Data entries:
-- START --
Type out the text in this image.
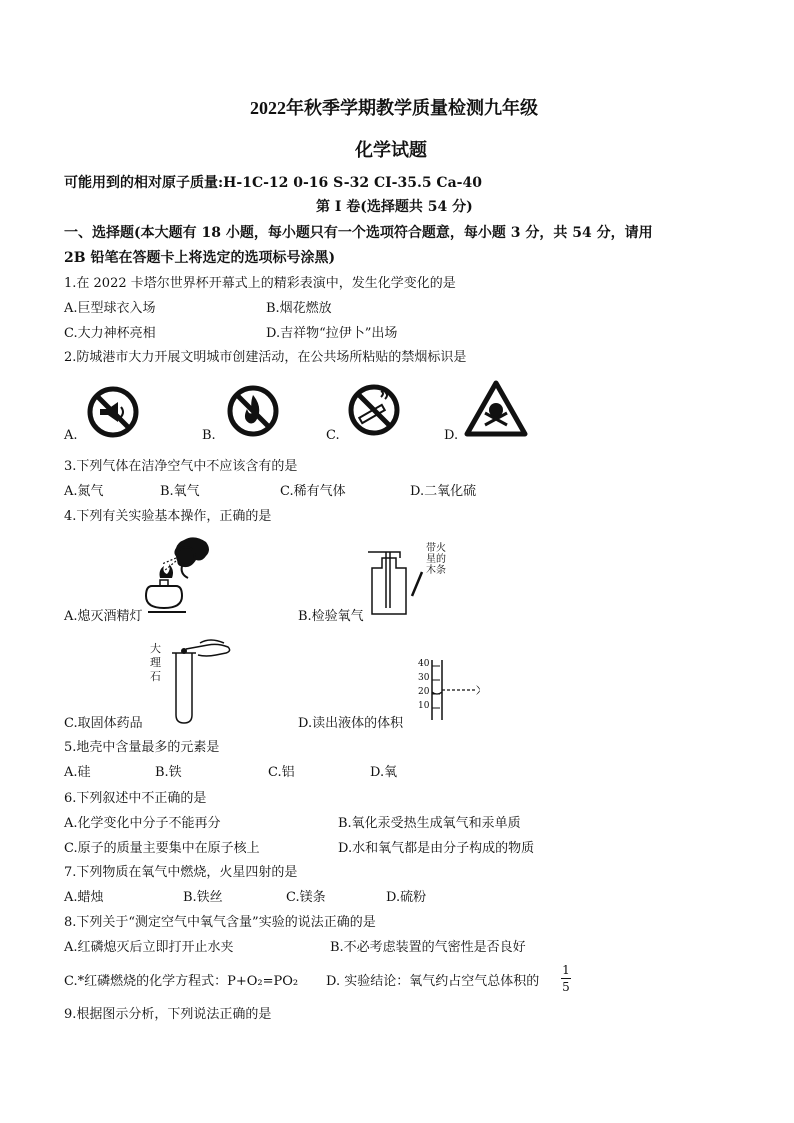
2022年秋季学期教学质量检测九年级
化学试题
可能用到的相对原子质量:H-1C-12 0-16 S-32 CI-35.5 Ca-40
第 I 卷(选择题共 54 分)
一、选择题(本大题有 18 小题，每小题只有一个选项符合题意，每小题 3 分，共 54 分，请用
2B 铅笔在答题卡上将选定的选项标号涂黑)
1.在 2022 卡塔尔世界杯开幕式上的精彩表演中，发生化学变化的是
A.巨型球衣入场	B.烟花燃放
C.大力神杯亮相	D.吉祥物“拉伊卜”出场
2.防城港市大力开展文明城市创建活动，在公共场所粘贴的禁烟标识是
A.	B.	C.	D.
3.下列气体在洁净空气中不应该含有的是
A.氮气	B.氧气	C.稀有气体	D.二氧化硫
4.下列有关实验基本操作，正确的是
A.熄灭酒精灯
带火
星的
木条
B.检验氧气
大
理
石
C.取固体药品
40
30
20
10
D.读出液体的体积
5.地壳中含量最多的元素是
A.硅	B.铁	C.铝	D.氧
6.下列叙述中不正确的是
A.化学变化中分子不能再分	B.氧化汞受热生成氧气和汞单质
C.原子的质量主要集中在原子核上	D.水和氧气都是由分子构成的物质
7.下列物质在氧气中燃烧，火星四射的是
A.蜡烛	B.铁丝	C.镁条	D.硫粉
8.下列关于“测定空气中氧气含量”实验的说法正确的是
A.红磷熄灭后立即打开止水夹	B.不必考虑装置的气密性是否良好
C.*红磷燃烧的化学方程式：P+O₂=PO₂ D. 实验结论：氧气约占空气总体积的
1
5
9.根据图示分析，下列说法正确的是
-- END --
• [REQUIRED TASK]: Transcribe each line above verbatim, with the pictures left out.

• [EXERCISE SOLUTION]:
Type out the text in this image.
2022年秋季学期教学质量检测九年级
化学试题
可能用到的相对原子质量:H-1C-12 0-16 S-32 CI-35.5 Ca-40
第 I 卷(选择题共 54 分)
一、选择题(本大题有 18 小题，每小题只有一个选项符合题意，每小题 3 分，共 54 分，请用
2B 铅笔在答题卡上将选定的选项标号涂黑)
1.在 2022 卡塔尔世界杯开幕式上的精彩表演中，发生化学变化的是
A.巨型球衣入场	B.烟花燃放
C.大力神杯亮相	D.吉祥物“拉伊卜”出场
2.防城港市大力开展文明城市创建活动，在公共场所粘贴的禁烟标识是
A.	B.	C.	D.
3.下列气体在洁净空气中不应该含有的是
A.氮气	B.氧气	C.稀有气体	D.二氧化硫
4.下列有关实验基本操作，正确的是
A.熄灭酒精灯
带火
星的
木条
B.检验氧气
大
理
石
C.取固体药品
40
30
20
10
D.读出液体的体积
5.地壳中含量最多的元素是
A.硅	B.铁	C.铝	D.氧
6.下列叙述中不正确的是
A.化学变化中分子不能再分	B.氧化汞受热生成氧气和汞单质
C.原子的质量主要集中在原子核上	D.水和氧气都是由分子构成的物质
7.下列物质在氧气中燃烧，火星四射的是
A.蜡烛	B.铁丝	C.镁条	D.硫粉
8.下列关于“测定空气中氧气含量”实验的说法正确的是
A.红磷熄灭后立即打开止水夹	B.不必考虑装置的气密性是否良好
C.*红磷燃烧的化学方程式：P+O₂=PO₂ D. 实验结论：氧气约占空气总体积的
1
5
9.根据图示分析，下列说法正确的是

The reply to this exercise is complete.